◆ Exercise aim: Copy the material below word for word, and leave out the pictures.

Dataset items
-- Begin --
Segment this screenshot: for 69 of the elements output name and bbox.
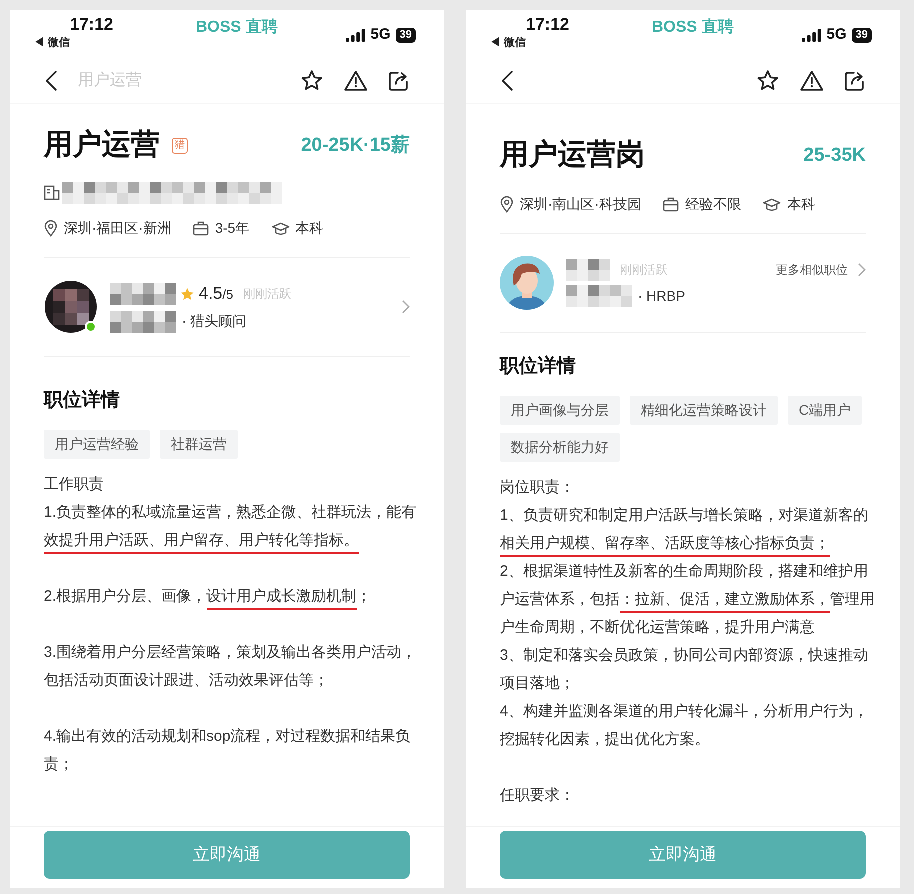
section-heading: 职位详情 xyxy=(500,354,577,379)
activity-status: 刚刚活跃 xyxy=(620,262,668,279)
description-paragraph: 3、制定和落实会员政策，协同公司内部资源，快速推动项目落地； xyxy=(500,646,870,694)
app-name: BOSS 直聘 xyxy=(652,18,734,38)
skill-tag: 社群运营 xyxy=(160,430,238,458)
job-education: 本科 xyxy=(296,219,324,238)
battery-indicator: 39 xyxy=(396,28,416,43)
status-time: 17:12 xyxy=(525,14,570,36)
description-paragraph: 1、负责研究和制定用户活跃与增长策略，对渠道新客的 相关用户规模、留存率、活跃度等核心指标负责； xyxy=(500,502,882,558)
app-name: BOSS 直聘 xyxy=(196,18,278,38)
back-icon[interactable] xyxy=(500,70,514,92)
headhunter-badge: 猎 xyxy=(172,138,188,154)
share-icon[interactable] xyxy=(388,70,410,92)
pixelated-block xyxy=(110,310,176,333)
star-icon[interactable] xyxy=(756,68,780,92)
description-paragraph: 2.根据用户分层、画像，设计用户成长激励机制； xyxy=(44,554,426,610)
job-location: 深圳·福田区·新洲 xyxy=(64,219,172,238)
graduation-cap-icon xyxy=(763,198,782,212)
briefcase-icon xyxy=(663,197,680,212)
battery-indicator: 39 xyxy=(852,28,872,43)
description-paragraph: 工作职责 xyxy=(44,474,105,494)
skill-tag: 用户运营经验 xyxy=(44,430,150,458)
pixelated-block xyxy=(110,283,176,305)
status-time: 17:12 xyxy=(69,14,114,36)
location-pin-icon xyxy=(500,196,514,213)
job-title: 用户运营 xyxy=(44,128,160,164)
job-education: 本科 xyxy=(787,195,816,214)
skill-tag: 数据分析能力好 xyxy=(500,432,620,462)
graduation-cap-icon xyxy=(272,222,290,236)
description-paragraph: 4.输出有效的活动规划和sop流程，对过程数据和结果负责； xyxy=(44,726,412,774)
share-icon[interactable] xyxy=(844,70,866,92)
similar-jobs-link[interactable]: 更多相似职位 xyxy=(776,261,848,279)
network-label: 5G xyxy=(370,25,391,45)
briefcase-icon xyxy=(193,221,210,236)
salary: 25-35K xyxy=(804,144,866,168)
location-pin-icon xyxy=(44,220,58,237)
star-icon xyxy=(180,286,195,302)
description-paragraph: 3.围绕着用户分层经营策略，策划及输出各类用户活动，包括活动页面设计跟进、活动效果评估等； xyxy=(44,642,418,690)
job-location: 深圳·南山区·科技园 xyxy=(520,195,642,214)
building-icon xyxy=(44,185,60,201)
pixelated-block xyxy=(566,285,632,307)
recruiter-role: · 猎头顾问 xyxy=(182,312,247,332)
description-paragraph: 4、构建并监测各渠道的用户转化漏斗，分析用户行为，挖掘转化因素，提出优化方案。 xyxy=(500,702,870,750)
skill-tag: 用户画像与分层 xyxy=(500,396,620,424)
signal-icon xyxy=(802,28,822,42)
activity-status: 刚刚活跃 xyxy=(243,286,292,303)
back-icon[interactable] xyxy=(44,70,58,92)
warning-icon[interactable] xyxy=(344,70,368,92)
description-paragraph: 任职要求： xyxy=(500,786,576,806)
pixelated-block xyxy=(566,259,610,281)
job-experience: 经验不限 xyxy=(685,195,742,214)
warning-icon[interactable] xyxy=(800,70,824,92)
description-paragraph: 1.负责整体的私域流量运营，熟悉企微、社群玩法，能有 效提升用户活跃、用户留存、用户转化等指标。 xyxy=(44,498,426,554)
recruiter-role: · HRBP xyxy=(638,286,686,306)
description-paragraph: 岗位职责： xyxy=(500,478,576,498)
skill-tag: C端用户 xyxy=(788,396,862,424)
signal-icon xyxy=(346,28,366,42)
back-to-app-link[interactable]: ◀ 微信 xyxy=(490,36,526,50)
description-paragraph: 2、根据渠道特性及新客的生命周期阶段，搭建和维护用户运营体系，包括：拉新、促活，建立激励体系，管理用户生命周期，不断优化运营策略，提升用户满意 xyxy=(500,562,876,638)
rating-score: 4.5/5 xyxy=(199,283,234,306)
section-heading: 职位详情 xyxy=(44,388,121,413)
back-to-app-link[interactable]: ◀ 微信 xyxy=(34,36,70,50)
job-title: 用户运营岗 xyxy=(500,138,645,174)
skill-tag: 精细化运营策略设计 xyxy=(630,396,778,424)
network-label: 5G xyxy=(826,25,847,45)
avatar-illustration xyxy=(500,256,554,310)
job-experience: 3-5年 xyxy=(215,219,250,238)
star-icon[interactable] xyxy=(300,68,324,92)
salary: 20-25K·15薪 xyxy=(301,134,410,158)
-- End --
◆ Response to this exercise:
Segment this screenshot: for 69 of the elements output name and bbox.
section-heading: 职位详情 xyxy=(500,354,577,379)
activity-status: 刚刚活跃 xyxy=(620,262,668,279)
description-paragraph: 3、制定和落实会员政策，协同公司内部资源，快速推动项目落地； xyxy=(500,646,870,694)
app-name: BOSS 直聘 xyxy=(652,18,734,38)
skill-tag: 社群运营 xyxy=(160,430,238,458)
job-education: 本科 xyxy=(296,219,324,238)
battery-indicator: 39 xyxy=(396,28,416,43)
status-time: 17:12 xyxy=(525,14,570,36)
description-paragraph: 1、负责研究和制定用户活跃与增长策略，对渠道新客的 相关用户规模、留存率、活跃度等核心指标负责； xyxy=(500,502,882,558)
app-name: BOSS 直聘 xyxy=(196,18,278,38)
back-icon[interactable] xyxy=(500,70,514,92)
headhunter-badge: 猎 xyxy=(172,138,188,154)
share-icon[interactable] xyxy=(388,70,410,92)
pixelated-block xyxy=(110,310,176,333)
star-icon[interactable] xyxy=(756,68,780,92)
description-paragraph: 2.根据用户分层、画像，设计用户成长激励机制； xyxy=(44,554,426,610)
job-location: 深圳·福田区·新洲 xyxy=(64,219,172,238)
graduation-cap-icon xyxy=(763,198,782,212)
briefcase-icon xyxy=(663,197,680,212)
battery-indicator: 39 xyxy=(852,28,872,43)
description-paragraph: 工作职责 xyxy=(44,474,105,494)
skill-tag: 用户运营经验 xyxy=(44,430,150,458)
pixelated-block xyxy=(110,283,176,305)
status-time: 17:12 xyxy=(69,14,114,36)
location-pin-icon xyxy=(500,196,514,213)
job-title: 用户运营 xyxy=(44,128,160,164)
job-education: 本科 xyxy=(787,195,816,214)
skill-tag: 数据分析能力好 xyxy=(500,432,620,462)
graduation-cap-icon xyxy=(272,222,290,236)
description-paragraph: 4.输出有效的活动规划和sop流程，对过程数据和结果负责； xyxy=(44,726,412,774)
share-icon[interactable] xyxy=(844,70,866,92)
similar-jobs-link[interactable]: 更多相似职位 xyxy=(776,261,848,279)
network-label: 5G xyxy=(370,25,391,45)
briefcase-icon xyxy=(193,221,210,236)
salary: 25-35K xyxy=(804,144,866,168)
location-pin-icon xyxy=(44,220,58,237)
star-icon xyxy=(180,286,195,302)
description-paragraph: 3.围绕着用户分层经营策略，策划及输出各类用户活动，包括活动页面设计跟进、活动效果评估等； xyxy=(44,642,418,690)
job-location: 深圳·南山区·科技园 xyxy=(520,195,642,214)
building-icon xyxy=(44,185,60,201)
pixelated-block xyxy=(566,285,632,307)
recruiter-role: · 猎头顾问 xyxy=(182,312,247,332)
description-paragraph: 4、构建并监测各渠道的用户转化漏斗，分析用户行为，挖掘转化因素，提出优化方案。 xyxy=(500,702,870,750)
skill-tag: 用户画像与分层 xyxy=(500,396,620,424)
signal-icon xyxy=(802,28,822,42)
activity-status: 刚刚活跃 xyxy=(243,286,292,303)
back-icon[interactable] xyxy=(44,70,58,92)
warning-icon[interactable] xyxy=(344,70,368,92)
description-paragraph: 任职要求： xyxy=(500,786,576,806)
pixelated-block xyxy=(566,259,610,281)
job-experience: 经验不限 xyxy=(685,195,742,214)
warning-icon[interactable] xyxy=(800,70,824,92)
description-paragraph: 1.负责整体的私域流量运营，熟悉企微、社群玩法，能有 效提升用户活跃、用户留存、用户转化等指标。 xyxy=(44,498,426,554)
recruiter-role: · HRBP xyxy=(638,286,686,306)
description-paragraph: 岗位职责： xyxy=(500,478,576,498)
skill-tag: C端用户 xyxy=(788,396,862,424)
signal-icon xyxy=(346,28,366,42)
back-to-app-link[interactable]: ◀ 微信 xyxy=(490,36,526,50)
description-paragraph: 2、根据渠道特性及新客的生命周期阶段，搭建和维护用户运营体系，包括：拉新、促活，建立激励体系，管理用户生命周期，不断优化运营策略，提升用户满意 xyxy=(500,562,876,638)
rating-score: 4.5/5 xyxy=(199,283,234,306)
section-heading: 职位详情 xyxy=(44,388,121,413)
back-to-app-link[interactable]: ◀ 微信 xyxy=(34,36,70,50)
job-title: 用户运营岗 xyxy=(500,138,645,174)
skill-tag: 精细化运营策略设计 xyxy=(630,396,778,424)
network-label: 5G xyxy=(826,25,847,45)
avatar-illustration xyxy=(500,256,554,310)
job-experience: 3-5年 xyxy=(215,219,250,238)
star-icon[interactable] xyxy=(300,68,324,92)
salary: 20-25K·15薪 xyxy=(301,134,410,158)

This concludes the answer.